_What needs to be done:_ Report the lines of the data below that contain the string "Werners".

_Dataset records of document pages:_

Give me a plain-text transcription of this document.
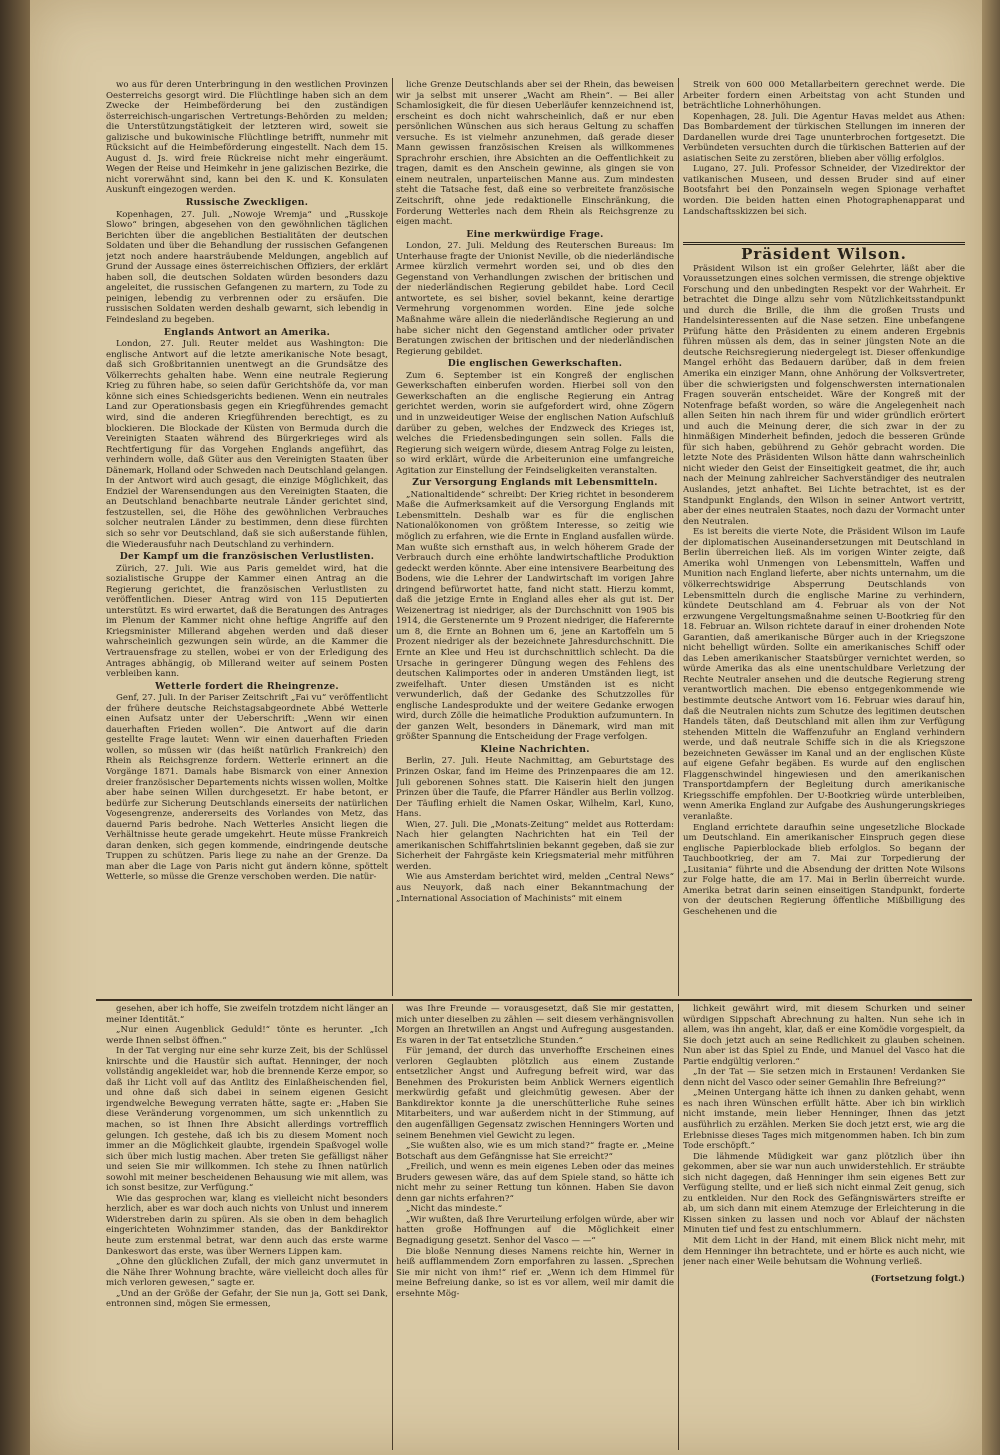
wo aus für deren Unterbringung in den westlichen Provinzen Oesterreichs gesorgt wird. Die Flüchtlinge haben sich an dem Zwecke der Heimbeförderung bei den zuständigen österreichisch-ungarischen Vertretungs-Behörden zu melden; die Unterstützungstätigkeit der letzteren wird, soweit sie galizische und bukowinische Flüchtlinge betrifft, nunmehr mit Rücksicht auf die Heimbeförderung eingestellt. Nach dem 15. August d. Js. wird freie Rückreise nicht mehr eingeräumt. Wegen der Reise und Heimkehr in jene galizischen Bezirke, die nicht vorerwähnt sind, kann bei den K. und K. Konsulaten Auskunft eingezogen werden.

Russische Zweckligen.

Kopenhagen, 27. Juli. „Nowoje Wremja“ und „Russkoje Slowo“ bringen, abgesehen von den gewöhnlichen täglichen Berichten über die angeblichen Bestialitäten der deutschen Soldaten und über die Behandlung der russischen Gefangenen jetzt noch andere haarsträubende Meldungen, angeblich auf Grund der Aussage eines österreichischen Offiziers, der erklärt haben soll, die deutschen Soldaten würden besonders dazu angeleitet, die russischen Gefangenen zu martern, zu Tode zu peinigen, lebendig zu verbrennen oder zu ersäufen. Die russischen Soldaten werden deshalb gewarnt, sich lebendig in Feindesland zu begeben.

Englands Antwort an Amerika.

London, 27. Juli. Reuter meldet aus Washington: Die englische Antwort auf die letzte amerikanische Note besagt, daß sich Großbritannien unentwegt an die Grundsätze des Völkerrechts gehalten habe. Wenn eine neutrale Regierung Krieg zu führen habe, so seien dafür Gerichtshöfe da, vor man könne sich eines Schiedsgerichts bedienen. Wenn ein neutrales Land zur Operationsbasis gegen ein Kriegführendes gemacht wird, sind die anderen Kriegführenden berechtigt, es zu blockieren. Die Blockade der Küsten von Bermuda durch die Vereinigten Staaten während des Bürgerkrieges wird als Rechtfertigung für das Vorgehen Englands angeführt, das verhindern wolle, daß Güter aus den Vereinigten Staaten über Dänemark, Holland oder Schweden nach Deutschland gelangen. In der Antwort wird auch gesagt, die einzige Möglichkeit, das Endziel der Warensendungen aus den Vereinigten Staaten, die an Deutschland benachbarte neutrale Länder gerichtet sind, festzustellen, sei, die Höhe des gewöhnlichen Verbrauches solcher neutralen Länder zu bestimmen, denn diese fürchten sich so sehr vor Deutschland, daß sie sich außerstande fühlen, die Wiederausfuhr nach Deutschland zu verhindern.

Der Kampf um die französischen Verlustlisten.

Zürich, 27. Juli. Wie aus Paris gemeldet wird, hat die sozialistische Gruppe der Kammer einen Antrag an die Regierung gerichtet, die französischen Verlustlisten zu veröffentlichen. Dieser Antrag wird von 115 Deputierten unterstützt. Es wird erwartet, daß die Beratungen des Antrages im Plenum der Kammer nicht ohne heftige Angriffe auf den Kriegsminister Millerand abgehen werden und daß dieser wahrscheinlich gezwungen sein würde, an die Kammer die Vertrauensfrage zu stellen, wobei er von der Erledigung des Antrages abhängig, ob Millerand weiter auf seinem Posten verbleiben kann.

Wetterle fordert die Rheingrenze.

Genf, 27. Juli. In der Pariser Zeitschrift „Fai vu“ veröffentlicht der frühere deutsche Reichstagsabgeordnete Abbé Wetterle einen Aufsatz unter der Ueberschrift: „Wenn wir einen dauerhaften Frieden wollen“. Die Antwort auf die darin gestellte Frage lautet: Wenn wir einen dauerhaften Frieden wollen, so müssen wir (das heißt natürlich Frankreich) den Rhein als Reichsgrenze fordern. Wetterle erinnert an die Vorgänge 1871. Damals habe Bismarck von einer Annexion dreier französischer Departements nichts wissen wollen, Moltke aber habe seinen Willen durchgesetzt. Er habe betont, er bedürfe zur Sicherung Deutschlands einerseits der natürlichen Vogesengrenze, andererseits des Vorlandes von Metz, das dauernd Paris bedrohe. Nach Wetterles Ansicht liegen die Verhältnisse heute gerade umgekehrt. Heute müsse Frankreich daran denken, sich gegen kommende, eindringende deutsche Truppen zu schützen. Paris liege zu nahe an der Grenze. Da man aber die Lage von Paris nicht gut ändern könne, spöttelt Wetterle, so müsse die Grenze verschoben werden. Die natür-

liche Grenze Deutschlands aber sei der Rhein, das beweisen wir ja selbst mit unserer „Wacht am Rhein“. — Bei aller Schamlosigkeit, die für diesen Ueberläufer kennzeichnend ist, erscheint es doch nicht wahrscheinlich, daß er nur eben persönlichen Wünschen aus sich heraus Geltung zu schaffen versuche. Es ist vielmehr anzunehmen, daß gerade dieser Mann gewissen französischen Kreisen als willkommenes Sprachrohr erschien, ihre Absichten an die Oeffentlichkeit zu tragen, damit es den Anschein gewinne, als gingen sie von einem neutralen, unparteiischen Manne aus. Zum mindesten steht die Tatsache fest, daß eine so verbreitete französische Zeitschrift, ohne jede redaktionelle Einschränkung, die Forderung Wetterles nach dem Rhein als Reichsgrenze zu eigen macht.

Eine merkwürdige Frage.

London, 27. Juli. Meldung des Reuterschen Bureaus: Im Unterhause fragte der Unionist Neville, ob die niederländische Armee kürzlich vermehrt worden sei, und ob dies den Gegenstand von Verhandlungen zwischen der britischen und der niederländischen Regierung gebildet habe. Lord Cecil antwortete, es sei bisher, soviel bekannt, keine derartige Vermehrung vorgenommen worden. Eine jede solche Maßnahme wäre allein die niederländische Regierung an und habe sicher nicht den Gegenstand amtlicher oder privater Beratungen zwischen der britischen und der niederländischen Regierung gebildet.

Die englischen Gewerkschaften.

Zum 6. September ist ein Kongreß der englischen Gewerkschaften einberufen worden. Hierbei soll von den Gewerkschaften an die englische Regierung ein Antrag gerichtet werden, worin sie aufgefordert wird, ohne Zögern und in unzweideutiger Weise der englischen Nation Aufschluß darüber zu geben, welches der Endzweck des Krieges ist, welches die Friedensbedingungen sein sollen. Falls die Regierung sich weigern würde, diesem Antrag Folge zu leisten, so wird erklärt, würde die Arbeiterunion eine umfangreiche Agitation zur Einstellung der Feindseligkeiten veranstalten.

Zur Versorgung Englands mit Lebensmitteln.

„Nationaltidende“ schreibt: Der Krieg richtet in besonderem Maße die Aufmerksamkeit auf die Versorgung Englands mit Lebensmitteln. Deshalb war es für die englischen Nationalökonomen von größtem Interesse, so zeitig wie möglich zu erfahren, wie die Ernte in England ausfallen würde. Man wußte sich ernsthaft aus, in welch höherem Grade der Verbrauch durch eine erhöhte landwirtschaftliche Produktion gedeckt werden könnte. Aber eine intensivere Bearbeitung des Bodens, wie die Lehrer der Landwirtschaft im vorigen Jahre dringend befürwortet hatte, fand nicht statt. Hierzu kommt, daß die jetzige Ernte in England alles eher als gut ist. Der Weizenertrag ist niedriger, als der Durchschnitt von 1905 bis 1914, die Gerstenernte um 9 Prozent niedriger, die Haferernte um 8, die Ernte an Bohnen um 6, jene an Kartoffeln um 5 Prozent niedriger als der bezeichnete Jahresdurchschnitt. Die Ernte an Klee und Heu ist durchschnittlich schlecht. Da die Ursache in geringerer Düngung wegen des Fehlens des deutschen Kalimportes oder in anderen Umständen liegt, ist zweifelhaft. Unter diesen Umständen ist es nicht verwunderlich, daß der Gedanke des Schutzzolles für englische Landesprodukte und der weitere Gedanke erwogen wird, durch Zölle die heimatliche Produktion aufzumuntern. In der ganzen Welt, besonders in Dänemark, wird man mit größter Spannung die Entscheidung der Frage verfolgen.

Kleine Nachrichten.

Berlin, 27. Juli. Heute Nachmittag, am Geburtstage des Prinzen Oskar, fand im Heime des Prinzenpaares die am 12. Juli geborenen Sohnes statt. Die Kaiserin hielt den jungen Prinzen über die Taufe, die Pfarrer Händler aus Berlin vollzog. Der Täufling erhielt die Namen Oskar, Wilhelm, Karl, Kuno, Hans.

Wien, 27. Juli. Die „Monats-Zeitung“ meldet aus Rotterdam: Nach hier gelangten Nachrichten hat ein Teil der amerikanischen Schiffahrtslinien bekannt gegeben, daß sie zur Sicherheit der Fahrgäste kein Kriegsmaterial mehr mitführen werden.

Wie aus Amsterdam berichtet wird, melden „Central News“ aus Neuyork, daß nach einer Bekanntmachung der „International Association of Machinists“ mit einem

Streik von 600 000 Metallarbeitern gerechnet werde. Die Arbeiter fordern einen Arbeitstag von acht Stunden und beträchtliche Lohnerhöhungen.

Kopenhagen, 28. Juli. Die Agentur Havas meldet aus Athen: Das Bombardement der türkischen Stellungen im inneren der Dardanellen wurde drei Tage ununterbrochen fortgesetzt. Die Verbündeten versuchten durch die türkischen Batterien auf der asiatischen Seite zu zerstören, blieben aber völlig erfolglos.

Lugano, 27. Juli. Professor Schneider, der Vizedirektor der vatikanischen Museen, und dessen Bruder sind auf einer Bootsfahrt bei den Ponzainseln wegen Spionage verhaftet worden. Die beiden hatten einen Photographenapparat und Landschaftsskizzen bei sich.

Präsident Wilson.

Präsident Wilson ist ein großer Gelehrter, läßt aber die Voraussetzungen eines solchen vermissen, die strenge objektive Forschung und den unbedingten Respekt vor der Wahrheit. Er betrachtet die Dinge allzu sehr vom Nützlichkeitsstandpunkt und durch die Brille, die ihm die großen Trusts und Handelsinteressenten auf die Nase setzen. Eine unbefangene Prüfung hätte den Präsidenten zu einem anderen Ergebnis führen müssen als dem, das in seiner jüngsten Note an die deutsche Reichsregierung niedergelegt ist. Dieser offenkundige Mangel erhöht das Bedauern darüber, daß in dem freien Amerika ein einziger Mann, ohne Anhörung der Volksvertreter, über die schwierigsten und folgenschwersten internationalen Fragen souverän entscheidet. Wäre der Kongreß mit der Notenfrage befaßt worden, so wäre die Angelegenheit nach allen Seiten hin nach ihrem für und wider gründlich erörtert und auch die Meinung derer, die sich zwar in der zu hinmäßigen Minderheit befinden, jedoch die besseren Gründe für sich haben, gebührend zu Gehör gebracht worden. Die letzte Note des Präsidenten Wilson hätte dann wahrscheinlich nicht wieder den Geist der Einseitigkeit geatmet, die ihr, auch nach der Meinung zahlreicher Sachverständiger des neutralen Auslandes, jetzt anhaftet. Bei Lichte betrachtet, ist es der Standpunkt Englands, den Wilson in seiner Antwort vertritt, aber der eines neutralen Staates, noch dazu der Vormacht unter den Neutralen.

Es ist bereits die vierte Note, die Präsident Wilson im Laufe der diplomatischen Auseinandersetzungen mit Deutschland in Berlin überreichen ließ. Als im vorigen Winter zeigte, daß Amerika wohl Unmengen von Lebensmitteln, Waffen und Munition nach England lieferte, aber nichts unternahm, um die völkerrechtswidrige Absperrung Deutschlands von Lebensmitteln durch die englische Marine zu verhindern, kündete Deutschland am 4. Februar als von der Not erzwungene Vergeltungsmaßnahme seinen U-Bootkrieg für den 18. Februar an. Wilson richtete darauf in einer drohenden Note Garantien, daß amerikanische Bürger auch in der Kriegszone nicht behelligt würden. Sollte ein amerikanisches Schiff oder das Leben amerikanischer Staatsbürger vernichtet werden, so würde Amerika das als eine unentschuldbare Verletzung der Rechte Neutraler ansehen und die deutsche Regierung streng verantwortlich machen. Die ebenso entgegenkommende wie bestimmte deutsche Antwort vom 16. Februar wies darauf hin, daß die Neutralen nichts zum Schutze des legitimen deutschen Handels täten, daß Deutschland mit allen ihm zur Verfügung stehenden Mitteln die Waffenzufuhr an England verhindern werde, und daß neutrale Schiffe sich in die als Kriegszone bezeichneten Gewässer im Kanal und an der englischen Küste auf eigene Gefahr begäben. Es wurde auf den englischen Flaggenschwindel hingewiesen und den amerikanischen Transportdampfern der Begleitung durch amerikanische Kriegsschiffe empfohlen. Der U-Bootkrieg würde unterbleiben, wenn Amerika England zur Aufgabe des Aushungerungskrieges veranlaßte.

England errichtete daraufhin seine ungesetzliche Blockade um Deutschland. Ein amerikanischer Einspruch gegen diese englische Papierblockade blieb erfolglos. So begann der Tauchbootkrieg, der am 7. Mai zur Torpedierung der „Lusitania“ führte und die Absendung der dritten Note Wilsons zur Folge hatte, die am 17. Mai in Berlin überreicht wurde. Amerika betrat darin seinen einseitigen Standpunkt, forderte von der deutschen Regierung öffentliche Mißbilligung des Geschehenen und die

gesehen, aber ich hoffe, Sie zweifeln trotzdem nicht länger an meiner Identität.“

„Nur einen Augenblick Geduld!“ tönte es herunter. „Ich werde Ihnen selbst öffnen.“

In der Tat verging nur eine sehr kurze Zeit, bis der Schlüssel knirschte und die Haustür sich auftat. Henninger, der noch vollständig angekleidet war, hob die brennende Kerze empor, so daß ihr Licht voll auf das Antlitz des Einlaßheischenden fiel, und ohne daß sich dabei in seinem eigenen Gesicht irgendwelche Bewegung verraten hätte, sagte er: „Haben Sie diese Veränderung vorgenommen, um sich unkenntlich zu machen, so ist Ihnen Ihre Absicht allerdings vortrefflich gelungen. Ich gestehe, daß ich bis zu diesem Moment noch immer an die Möglichkeit glaubte, irgendein Spaßvogel wolle sich über mich lustig machen. Aber treten Sie gefälligst näher und seien Sie mir willkommen. Ich stehe zu Ihnen natürlich sowohl mit meiner bescheidenen Behausung wie mit allem, was ich sonst besitze, zur Verfügung.“

Wie das gesprochen war, klang es vielleicht nicht besonders herzlich, aber es war doch auch nichts von Unlust und innerem Widerstreben darin zu spüren. Als sie oben in dem behaglich eingerichteten Wohnzimmer standen, das der Bankdirektor heute zum erstenmal betrat, war denn auch das erste warme Dankeswort das erste, was über Werners Lippen kam.

„Ohne den glücklichen Zufall, der mich ganz unvermutet in die Nähe Ihrer Wohnung brachte, wäre vielleicht doch alles für mich verloren gewesen,“ sagte er.

„Und an der Größe der Gefahr, der Sie nun ja, Gott sei Dank, entronnen sind, mögen Sie ermessen,

was Ihre Freunde — vorausgesetzt, daß Sie mir gestatten, mich unter dieselben zu zählen — seit diesem verhängnisvollen Morgen an Ihretwillen an Angst und Aufregung ausgestanden. Es waren in der Tat entsetzliche Stunden.“

Für jemand, der durch das unverhoffte Erscheinen eines verloren Geglaubten plötzlich aus einem Zustande entsetzlicher Angst und Aufregung befreit wird, war das Benehmen des Prokuristen beim Anblick Werners eigentlich merkwürdig gefaßt und gleichmütig gewesen. Aber der Bankdirektor konnte ja die unerschütterliche Ruhe seines Mitarbeiters, und war außerdem nicht in der Stimmung, auf den augenfälligen Gegensatz zwischen Henningers Worten und seinem Benehmen viel Gewicht zu legen.

„Sie wußten also, wie es um mich stand?“ fragte er. „Meine Botschaft aus dem Gefängnisse hat Sie erreicht?“

„Freilich, und wenn es mein eigenes Leben oder das meines Bruders gewesen wäre, das auf dem Spiele stand, so hätte ich nicht mehr zu seiner Rettung tun können. Haben Sie davon denn gar nichts erfahren?“

„Nicht das mindeste.“

„Wir wußten, daß Ihre Verurteilung erfolgen würde, aber wir hatten große Hoffnungen auf die Möglichkeit einer Begnadigung gesetzt. Senhor del Vasco — —“

Die bloße Nennung dieses Namens reichte hin, Werner in heiß aufflammendem Zorn emporfahren zu lassen. „Sprechen Sie mir nicht von ihm!“ rief er. „Wenn ich dem Himmel für meine Befreiung danke, so ist es vor allem, weil mir damit die ersehnte Mög-

lichkeit gewährt wird, mit diesem Schurken und seiner würdigen Sippschaft Abrechnung zu halten. Nun sehe ich in allem, was ihn angeht, klar, daß er eine Komödie vorgespielt, da Sie doch jetzt auch an seine Redlichkeit zu glauben scheinen. Nun aber ist das Spiel zu Ende, und Manuel del Vasco hat die Partie endgültig verloren.“

„In der Tat — Sie setzen mich in Erstaunen! Verdanken Sie denn nicht del Vasco oder seiner Gemahlin Ihre Befreiung?“

„Meinen Untergang hätte ich ihnen zu danken gehabt, wenn es nach ihren Wünschen erfüllt hätte. Aber ich bin wirklich nicht imstande, mein lieber Henninger, Ihnen das jetzt ausführlich zu erzählen. Merken Sie doch jetzt erst, wie arg die Erlebnisse dieses Tages mich mitgenommen haben. Ich bin zum Tode erschöpft.“

Die lähmende Müdigkeit war ganz plötzlich über ihn gekommen, aber sie war nun auch unwiderstehlich. Er sträubte sich nicht dagegen, daß Henninger ihm sein eigenes Bett zur Verfügung stellte, und er ließ sich nicht einmal Zeit genug, sich zu entkleiden. Nur den Rock des Gefängniswärters streifte er ab, um sich dann mit einem Atemzuge der Erleichterung in die Kissen sinken zu lassen und noch vor Ablauf der nächsten Minuten tief und fest zu entschlummern.

Mit dem Licht in der Hand, mit einem Blick nicht mehr, mit dem Henninger ihn betrachtete, und er hörte es auch nicht, wie jener nach einer Weile behutsam die Wohnung verließ.

(Fortsetzung folgt.)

_Task answer:_
Wie das gesprochen war, klang es vielleicht nicht besonders herzlich, aber es war doch auch nichts von Unlust und innerem Widerstreben darin zu spüren. Als sie oben in dem behaglich eingerichteten Wohnzimmer standen, das der Bankdirektor heute zum erstenmal betrat, war denn auch das erste warme Dankeswort das erste, was über Werners Lippen kam.
Für jemand, der durch das unverhoffte Erscheinen eines verloren Geglaubten plötzlich aus einem Zustande entsetzlicher Angst und Aufregung befreit wird, war das Benehmen des Prokuristen beim Anblick Werners eigentlich merkwürdig gefaßt und gleichmütig gewesen. Aber der Bankdirektor konnte ja die unerschütterliche Ruhe seines Mitarbeiters, und war außerdem nicht in der Stimmung, auf den augenfälligen Gegensatz zwischen Henningers Worten und seinem Benehmen viel Gewicht zu legen.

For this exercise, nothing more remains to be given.